(Source data)

⟨

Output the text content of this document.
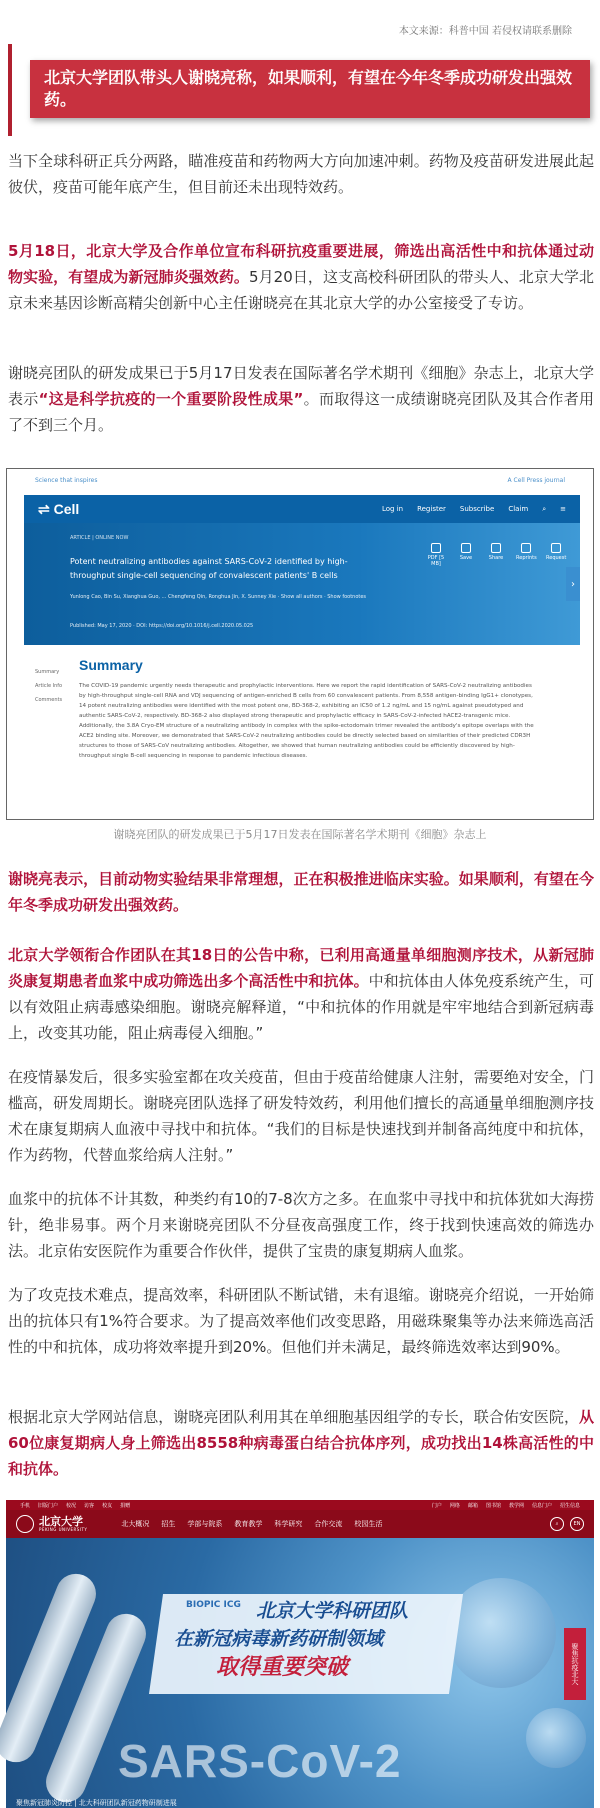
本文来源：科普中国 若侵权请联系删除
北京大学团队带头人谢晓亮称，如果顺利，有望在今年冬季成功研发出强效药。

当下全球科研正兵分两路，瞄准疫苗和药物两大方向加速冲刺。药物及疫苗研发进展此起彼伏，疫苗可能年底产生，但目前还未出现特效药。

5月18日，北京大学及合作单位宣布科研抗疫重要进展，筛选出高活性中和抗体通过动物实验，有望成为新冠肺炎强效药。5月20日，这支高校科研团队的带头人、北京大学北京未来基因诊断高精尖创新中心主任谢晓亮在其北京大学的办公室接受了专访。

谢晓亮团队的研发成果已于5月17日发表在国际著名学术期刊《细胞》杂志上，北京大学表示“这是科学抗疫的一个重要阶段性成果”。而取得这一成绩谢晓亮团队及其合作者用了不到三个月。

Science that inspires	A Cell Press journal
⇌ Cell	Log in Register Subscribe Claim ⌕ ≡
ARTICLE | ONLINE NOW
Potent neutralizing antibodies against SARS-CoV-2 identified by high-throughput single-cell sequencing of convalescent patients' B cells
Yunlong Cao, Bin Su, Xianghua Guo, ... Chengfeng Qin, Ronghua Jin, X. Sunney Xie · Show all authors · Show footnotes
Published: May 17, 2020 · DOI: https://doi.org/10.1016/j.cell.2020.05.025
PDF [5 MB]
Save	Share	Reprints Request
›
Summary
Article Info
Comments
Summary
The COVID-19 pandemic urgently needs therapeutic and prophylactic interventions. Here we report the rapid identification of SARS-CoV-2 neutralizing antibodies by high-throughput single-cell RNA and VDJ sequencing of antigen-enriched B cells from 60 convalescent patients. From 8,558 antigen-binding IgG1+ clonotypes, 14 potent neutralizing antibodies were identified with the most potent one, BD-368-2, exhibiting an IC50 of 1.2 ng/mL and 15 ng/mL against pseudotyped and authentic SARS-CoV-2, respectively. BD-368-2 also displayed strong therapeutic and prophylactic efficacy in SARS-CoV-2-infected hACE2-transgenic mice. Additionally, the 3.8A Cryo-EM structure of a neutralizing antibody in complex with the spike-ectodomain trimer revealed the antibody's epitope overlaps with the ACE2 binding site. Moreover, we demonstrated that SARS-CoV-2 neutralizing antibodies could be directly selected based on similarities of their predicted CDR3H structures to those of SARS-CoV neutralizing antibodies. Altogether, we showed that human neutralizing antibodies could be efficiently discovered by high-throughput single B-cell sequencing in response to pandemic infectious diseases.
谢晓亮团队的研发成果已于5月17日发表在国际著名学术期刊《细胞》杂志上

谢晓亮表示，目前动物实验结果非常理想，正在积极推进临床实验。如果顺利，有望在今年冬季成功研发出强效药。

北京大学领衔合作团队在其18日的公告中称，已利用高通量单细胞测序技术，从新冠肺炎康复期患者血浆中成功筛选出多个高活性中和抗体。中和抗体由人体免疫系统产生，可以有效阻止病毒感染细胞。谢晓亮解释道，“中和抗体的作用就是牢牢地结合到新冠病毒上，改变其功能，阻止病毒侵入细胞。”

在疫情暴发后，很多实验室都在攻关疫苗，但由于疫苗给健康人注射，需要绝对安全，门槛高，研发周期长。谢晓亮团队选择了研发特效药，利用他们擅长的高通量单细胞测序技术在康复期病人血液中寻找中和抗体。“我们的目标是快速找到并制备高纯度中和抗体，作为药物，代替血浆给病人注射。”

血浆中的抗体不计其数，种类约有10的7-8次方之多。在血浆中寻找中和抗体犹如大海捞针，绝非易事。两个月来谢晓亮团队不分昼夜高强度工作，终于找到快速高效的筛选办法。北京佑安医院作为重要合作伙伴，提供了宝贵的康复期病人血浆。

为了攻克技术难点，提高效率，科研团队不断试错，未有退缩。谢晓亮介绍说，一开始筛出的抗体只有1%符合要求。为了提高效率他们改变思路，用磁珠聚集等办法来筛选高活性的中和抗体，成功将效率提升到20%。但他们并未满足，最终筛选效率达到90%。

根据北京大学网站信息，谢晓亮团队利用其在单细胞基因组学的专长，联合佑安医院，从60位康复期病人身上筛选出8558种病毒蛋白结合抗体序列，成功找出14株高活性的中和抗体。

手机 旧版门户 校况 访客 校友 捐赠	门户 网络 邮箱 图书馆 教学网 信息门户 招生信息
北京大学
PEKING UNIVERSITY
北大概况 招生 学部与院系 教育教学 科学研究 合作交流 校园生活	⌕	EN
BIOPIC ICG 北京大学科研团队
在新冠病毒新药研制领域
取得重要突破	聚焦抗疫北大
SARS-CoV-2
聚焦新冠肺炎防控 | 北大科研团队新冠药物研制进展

⟩

(Work instructions)
Only lines with the word "有望在今年冬季成功研发出强效药" count here; copy every one from the records.

(Exercise answer)
北京大学团队带头人谢晓亮称，如果顺利，有望在今年冬季成功研发出强效药。
谢晓亮表示，目前动物实验结果非常理想，正在积极推进临床实验。如果顺利，有望在今年冬季成功研发出强效药。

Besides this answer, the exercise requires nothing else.